WORK REQUIRED:
Copy each line of the data below with the word "their".

RECORDS TO PROCESS:
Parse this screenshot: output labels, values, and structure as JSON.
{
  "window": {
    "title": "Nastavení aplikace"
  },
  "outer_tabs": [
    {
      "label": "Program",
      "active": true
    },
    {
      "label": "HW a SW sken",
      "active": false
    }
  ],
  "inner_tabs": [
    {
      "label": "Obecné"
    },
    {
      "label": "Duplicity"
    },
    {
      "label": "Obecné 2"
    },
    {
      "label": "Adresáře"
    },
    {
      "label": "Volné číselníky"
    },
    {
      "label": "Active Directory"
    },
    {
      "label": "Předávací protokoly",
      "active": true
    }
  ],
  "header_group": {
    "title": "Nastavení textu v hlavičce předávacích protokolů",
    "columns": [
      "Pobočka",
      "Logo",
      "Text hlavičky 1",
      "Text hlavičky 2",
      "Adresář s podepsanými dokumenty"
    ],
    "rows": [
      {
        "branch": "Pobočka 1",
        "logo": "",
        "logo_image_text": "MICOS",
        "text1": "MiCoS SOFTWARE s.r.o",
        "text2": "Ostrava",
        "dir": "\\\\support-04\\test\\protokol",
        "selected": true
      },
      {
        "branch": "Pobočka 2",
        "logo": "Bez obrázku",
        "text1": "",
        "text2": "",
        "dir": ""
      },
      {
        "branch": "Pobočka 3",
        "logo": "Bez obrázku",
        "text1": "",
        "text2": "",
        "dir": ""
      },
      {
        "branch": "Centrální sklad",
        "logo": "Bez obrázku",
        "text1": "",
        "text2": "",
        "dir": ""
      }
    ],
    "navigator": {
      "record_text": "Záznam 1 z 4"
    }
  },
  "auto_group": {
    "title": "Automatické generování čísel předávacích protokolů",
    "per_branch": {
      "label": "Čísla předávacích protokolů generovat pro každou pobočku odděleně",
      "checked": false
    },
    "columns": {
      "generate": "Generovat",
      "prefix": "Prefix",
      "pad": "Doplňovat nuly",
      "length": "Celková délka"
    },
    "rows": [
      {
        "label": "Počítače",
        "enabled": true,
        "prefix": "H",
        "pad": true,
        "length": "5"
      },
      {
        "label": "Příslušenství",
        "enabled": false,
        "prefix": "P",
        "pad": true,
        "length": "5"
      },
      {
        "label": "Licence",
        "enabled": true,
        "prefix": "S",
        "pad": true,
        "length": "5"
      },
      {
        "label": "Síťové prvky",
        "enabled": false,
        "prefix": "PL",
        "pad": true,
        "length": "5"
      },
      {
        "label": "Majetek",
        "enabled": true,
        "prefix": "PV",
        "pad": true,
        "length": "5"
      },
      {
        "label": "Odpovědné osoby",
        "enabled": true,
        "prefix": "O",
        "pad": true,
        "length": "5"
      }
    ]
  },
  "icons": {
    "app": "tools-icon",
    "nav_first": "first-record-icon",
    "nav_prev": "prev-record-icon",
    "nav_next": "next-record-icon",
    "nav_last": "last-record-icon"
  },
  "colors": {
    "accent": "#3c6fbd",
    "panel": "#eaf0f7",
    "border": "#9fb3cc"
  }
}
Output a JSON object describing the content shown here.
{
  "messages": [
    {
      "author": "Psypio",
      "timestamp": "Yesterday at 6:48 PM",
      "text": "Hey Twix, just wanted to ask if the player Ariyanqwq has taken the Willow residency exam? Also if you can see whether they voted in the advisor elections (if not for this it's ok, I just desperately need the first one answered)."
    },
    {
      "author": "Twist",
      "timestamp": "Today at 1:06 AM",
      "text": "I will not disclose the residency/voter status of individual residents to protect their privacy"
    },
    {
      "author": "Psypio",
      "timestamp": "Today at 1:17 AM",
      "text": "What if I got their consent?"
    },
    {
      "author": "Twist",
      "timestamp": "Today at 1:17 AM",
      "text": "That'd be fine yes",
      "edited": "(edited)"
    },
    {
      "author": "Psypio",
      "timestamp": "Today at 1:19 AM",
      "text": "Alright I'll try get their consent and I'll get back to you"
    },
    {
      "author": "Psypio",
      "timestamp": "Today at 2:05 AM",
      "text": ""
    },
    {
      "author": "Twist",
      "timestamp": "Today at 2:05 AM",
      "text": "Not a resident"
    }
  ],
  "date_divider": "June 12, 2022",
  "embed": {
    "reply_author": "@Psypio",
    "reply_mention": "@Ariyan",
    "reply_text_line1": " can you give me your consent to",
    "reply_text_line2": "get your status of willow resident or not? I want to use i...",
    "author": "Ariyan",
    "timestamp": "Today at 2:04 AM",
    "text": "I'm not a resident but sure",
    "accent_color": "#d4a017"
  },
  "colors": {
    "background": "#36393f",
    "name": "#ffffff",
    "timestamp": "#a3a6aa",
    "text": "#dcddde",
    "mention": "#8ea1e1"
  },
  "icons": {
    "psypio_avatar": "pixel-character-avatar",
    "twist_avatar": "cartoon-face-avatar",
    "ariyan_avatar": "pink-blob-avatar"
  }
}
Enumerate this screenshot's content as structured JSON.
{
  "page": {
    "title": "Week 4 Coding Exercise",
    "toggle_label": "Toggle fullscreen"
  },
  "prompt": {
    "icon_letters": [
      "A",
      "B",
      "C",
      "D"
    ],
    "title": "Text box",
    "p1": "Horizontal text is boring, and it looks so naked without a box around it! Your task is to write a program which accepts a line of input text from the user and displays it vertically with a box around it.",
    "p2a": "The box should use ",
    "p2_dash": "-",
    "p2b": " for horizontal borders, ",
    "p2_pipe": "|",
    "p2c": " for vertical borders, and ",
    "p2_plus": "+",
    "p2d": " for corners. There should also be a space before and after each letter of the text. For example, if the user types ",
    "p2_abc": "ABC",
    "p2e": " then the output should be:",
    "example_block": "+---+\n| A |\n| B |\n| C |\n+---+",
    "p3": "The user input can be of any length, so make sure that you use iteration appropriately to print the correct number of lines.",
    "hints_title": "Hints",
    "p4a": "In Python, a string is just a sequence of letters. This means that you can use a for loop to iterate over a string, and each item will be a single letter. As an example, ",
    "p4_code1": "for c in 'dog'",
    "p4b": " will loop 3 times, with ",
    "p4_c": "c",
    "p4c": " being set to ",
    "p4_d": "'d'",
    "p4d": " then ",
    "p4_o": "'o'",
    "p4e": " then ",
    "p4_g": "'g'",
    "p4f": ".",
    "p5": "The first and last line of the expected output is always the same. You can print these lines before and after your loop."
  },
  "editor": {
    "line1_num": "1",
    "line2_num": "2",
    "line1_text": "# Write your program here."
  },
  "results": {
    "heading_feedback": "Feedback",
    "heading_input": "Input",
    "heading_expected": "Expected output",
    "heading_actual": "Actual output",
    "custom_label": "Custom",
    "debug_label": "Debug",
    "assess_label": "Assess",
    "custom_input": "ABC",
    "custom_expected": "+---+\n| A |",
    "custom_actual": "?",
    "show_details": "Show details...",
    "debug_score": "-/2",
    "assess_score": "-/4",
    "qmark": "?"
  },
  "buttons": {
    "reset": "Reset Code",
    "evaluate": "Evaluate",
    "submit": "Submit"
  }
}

SOLUTION FOR THIS EXERCISE:
      "text": "I will not disclose the residency/voter status of individual residents to protect their privacy"
      "text": "What if I got their consent?"
      "text": "Alright I'll try get their consent and I'll get back to you"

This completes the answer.